● **EXERCISE**: Make an exact copy of each entry, leaving out every picture.

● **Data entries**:
• • • • •

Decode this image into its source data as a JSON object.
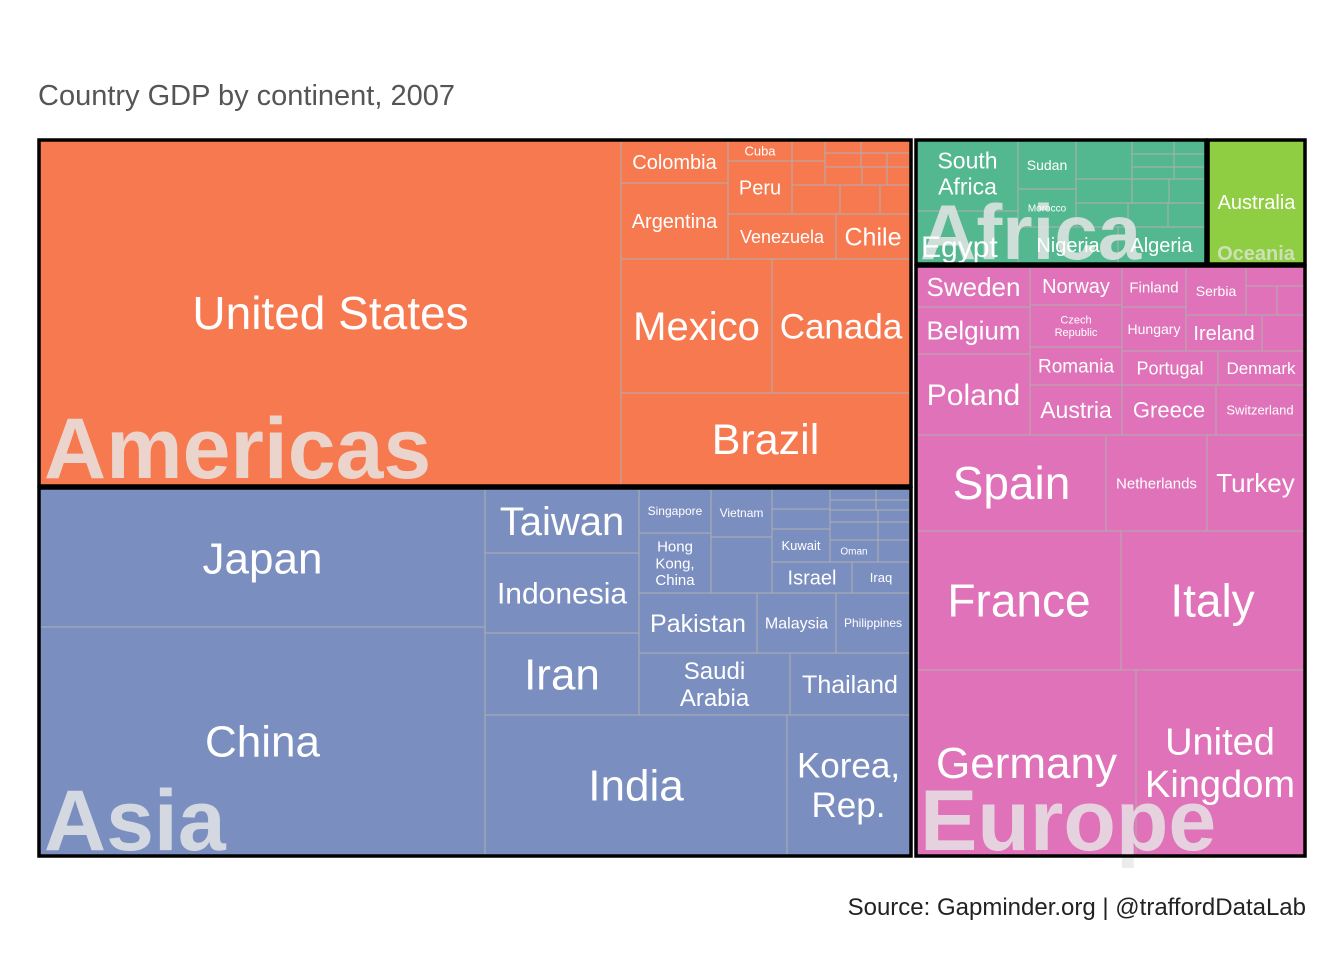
{
  "title": "Country GDP by continent, 2007",
  "source": "Source: Gapminder.org  |  @traffordDataLab",
  "colors": {
    "Americas": "#f7794f",
    "Asia": "#7b8ec0",
    "Africa": "#53b890",
    "Europe": "#df72b8",
    "Oceania": "#8fcd43",
    "tile_border": "#b0b0b0",
    "continent_border": "#000000",
    "tile_label": "#ffffff",
    "continent_label": "#e8e8e8"
  },
  "chart_data": {
    "type": "treemap",
    "title": "Country GDP by continent, 2007",
    "value": "GDP (estimated relative area)",
    "continents": [
      {
        "name": "Americas",
        "countries": [
          {
            "name": "United States",
            "value": 1336
          },
          {
            "name": "Mexico",
            "value": 135
          },
          {
            "name": "Canada",
            "value": 115
          },
          {
            "name": "Brazil",
            "value": 161
          },
          {
            "name": "Colombia",
            "value": 25
          },
          {
            "name": "Argentina",
            "value": 49
          },
          {
            "name": "Venezuela",
            "value": 24
          },
          {
            "name": "Chile",
            "value": 17
          },
          {
            "name": "Peru",
            "value": 16
          },
          {
            "name": "Cuba",
            "value": 6
          },
          {
            "name": "",
            "value": 33
          }
        ]
      },
      {
        "name": "Asia",
        "countries": [
          {
            "name": "China",
            "value": 701
          },
          {
            "name": "Japan",
            "value": 380
          },
          {
            "name": "India",
            "value": 266
          },
          {
            "name": "Korea, Rep.",
            "value": 79
          },
          {
            "name": "Iran",
            "value": 64
          },
          {
            "name": "Taiwan",
            "value": 41
          },
          {
            "name": "Indonesia",
            "value": 49
          },
          {
            "name": "Saudi Arabia",
            "value": 37
          },
          {
            "name": "Thailand",
            "value": 29
          },
          {
            "name": "Pakistan",
            "value": 24
          },
          {
            "name": "Malaysia",
            "value": 14
          },
          {
            "name": "Philippines",
            "value": 14
          },
          {
            "name": "Israel",
            "value": 10
          },
          {
            "name": "Hong Kong, China",
            "value": 14
          },
          {
            "name": "Singapore",
            "value": 9
          },
          {
            "name": "Vietnam",
            "value": 12
          },
          {
            "name": "Kuwait",
            "value": 8
          },
          {
            "name": "Iraq",
            "value": 7
          },
          {
            "name": "Oman",
            "value": 6
          },
          {
            "name": "",
            "value": 36
          }
        ]
      },
      {
        "name": "Africa",
        "countries": [
          {
            "name": "South Africa",
            "value": 16
          },
          {
            "name": "Egypt",
            "value": 15
          },
          {
            "name": "Nigeria",
            "value": 13
          },
          {
            "name": "Algeria",
            "value": 11
          },
          {
            "name": "Sudan",
            "value": 7
          },
          {
            "name": "Morocco",
            "value": 5
          },
          {
            "name": "",
            "value": 37
          }
        ]
      },
      {
        "name": "Europe",
        "countries": [
          {
            "name": "Germany",
            "value": 211
          },
          {
            "name": "United Kingdom",
            "value": 171
          },
          {
            "name": "France",
            "value": 193
          },
          {
            "name": "Italy",
            "value": 168
          },
          {
            "name": "Spain",
            "value": 110
          },
          {
            "name": "Netherlands",
            "value": 58
          },
          {
            "name": "Turkey",
            "value": 56
          },
          {
            "name": "Poland",
            "value": 45
          },
          {
            "name": "Belgium",
            "value": 32
          },
          {
            "name": "Sweden",
            "value": 25
          },
          {
            "name": "Austria",
            "value": 27
          },
          {
            "name": "Greece",
            "value": 22
          },
          {
            "name": "Switzerland",
            "value": 20
          },
          {
            "name": "Norway",
            "value": 14
          },
          {
            "name": "Czech Republic",
            "value": 13
          },
          {
            "name": "Romania",
            "value": 17
          },
          {
            "name": "Portugal",
            "value": 13
          },
          {
            "name": "Denmark",
            "value": 12
          },
          {
            "name": "Finland",
            "value": 7
          },
          {
            "name": "Hungary",
            "value": 9
          },
          {
            "name": "Ireland",
            "value": 10
          },
          {
            "name": "Serbia",
            "value": 4
          },
          {
            "name": "",
            "value": 18
          }
        ]
      },
      {
        "name": "Oceania",
        "countries": [
          {
            "name": "Australia",
            "value": 86
          }
        ]
      }
    ]
  }
}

• • • • •

● **OUTPUT OF THE EXERCISE**:
Decode this image into its source data as a JSON object.
{
  "title": "Country GDP by continent, 2007",
  "source": "Source: Gapminder.org  |  @traffordDataLab",
  "colors": {
    "Americas": "#f7794f",
    "Asia": "#7b8ec0",
    "Africa": "#53b890",
    "Europe": "#df72b8",
    "Oceania": "#8fcd43",
    "tile_border": "#b0b0b0",
    "continent_border": "#000000",
    "tile_label": "#ffffff",
    "continent_label": "#e8e8e8"
  },
  "chart_data": {
    "type": "treemap",
    "title": "Country GDP by continent, 2007",
    "value": "GDP (estimated relative area)",
    "continents": [
      {
        "name": "Americas",
        "countries": [
          {
            "name": "United States",
            "value": 1336
          },
          {
            "name": "Mexico",
            "value": 135
          },
          {
            "name": "Canada",
            "value": 115
          },
          {
            "name": "Brazil",
            "value": 161
          },
          {
            "name": "Colombia",
            "value": 25
          },
          {
            "name": "Argentina",
            "value": 49
          },
          {
            "name": "Venezuela",
            "value": 24
          },
          {
            "name": "Chile",
            "value": 17
          },
          {
            "name": "Peru",
            "value": 16
          },
          {
            "name": "Cuba",
            "value": 6
          },
          {
            "name": "",
            "value": 33
          }
        ]
      },
      {
        "name": "Asia",
        "countries": [
          {
            "name": "China",
            "value": 701
          },
          {
            "name": "Japan",
            "value": 380
          },
          {
            "name": "India",
            "value": 266
          },
          {
            "name": "Korea, Rep.",
            "value": 79
          },
          {
            "name": "Iran",
            "value": 64
          },
          {
            "name": "Taiwan",
            "value": 41
          },
          {
            "name": "Indonesia",
            "value": 49
          },
          {
            "name": "Saudi Arabia",
            "value": 37
          },
          {
            "name": "Thailand",
            "value": 29
          },
          {
            "name": "Pakistan",
            "value": 24
          },
          {
            "name": "Malaysia",
            "value": 14
          },
          {
            "name": "Philippines",
            "value": 14
          },
          {
            "name": "Israel",
            "value": 10
          },
          {
            "name": "Hong Kong, China",
            "value": 14
          },
          {
            "name": "Singapore",
            "value": 9
          },
          {
            "name": "Vietnam",
            "value": 12
          },
          {
            "name": "Kuwait",
            "value": 8
          },
          {
            "name": "Iraq",
            "value": 7
          },
          {
            "name": "Oman",
            "value": 6
          },
          {
            "name": "",
            "value": 36
          }
        ]
      },
      {
        "name": "Africa",
        "countries": [
          {
            "name": "South Africa",
            "value": 16
          },
          {
            "name": "Egypt",
            "value": 15
          },
          {
            "name": "Nigeria",
            "value": 13
          },
          {
            "name": "Algeria",
            "value": 11
          },
          {
            "name": "Sudan",
            "value": 7
          },
          {
            "name": "Morocco",
            "value": 5
          },
          {
            "name": "",
            "value": 37
          }
        ]
      },
      {
        "name": "Europe",
        "countries": [
          {
            "name": "Germany",
            "value": 211
          },
          {
            "name": "United Kingdom",
            "value": 171
          },
          {
            "name": "France",
            "value": 193
          },
          {
            "name": "Italy",
            "value": 168
          },
          {
            "name": "Spain",
            "value": 110
          },
          {
            "name": "Netherlands",
            "value": 58
          },
          {
            "name": "Turkey",
            "value": 56
          },
          {
            "name": "Poland",
            "value": 45
          },
          {
            "name": "Belgium",
            "value": 32
          },
          {
            "name": "Sweden",
            "value": 25
          },
          {
            "name": "Austria",
            "value": 27
          },
          {
            "name": "Greece",
            "value": 22
          },
          {
            "name": "Switzerland",
            "value": 20
          },
          {
            "name": "Norway",
            "value": 14
          },
          {
            "name": "Czech Republic",
            "value": 13
          },
          {
            "name": "Romania",
            "value": 17
          },
          {
            "name": "Portugal",
            "value": 13
          },
          {
            "name": "Denmark",
            "value": 12
          },
          {
            "name": "Finland",
            "value": 7
          },
          {
            "name": "Hungary",
            "value": 9
          },
          {
            "name": "Ireland",
            "value": 10
          },
          {
            "name": "Serbia",
            "value": 4
          },
          {
            "name": "",
            "value": 18
          }
        ]
      },
      {
        "name": "Oceania",
        "countries": [
          {
            "name": "Australia",
            "value": 86
          }
        ]
      }
    ]
  }
}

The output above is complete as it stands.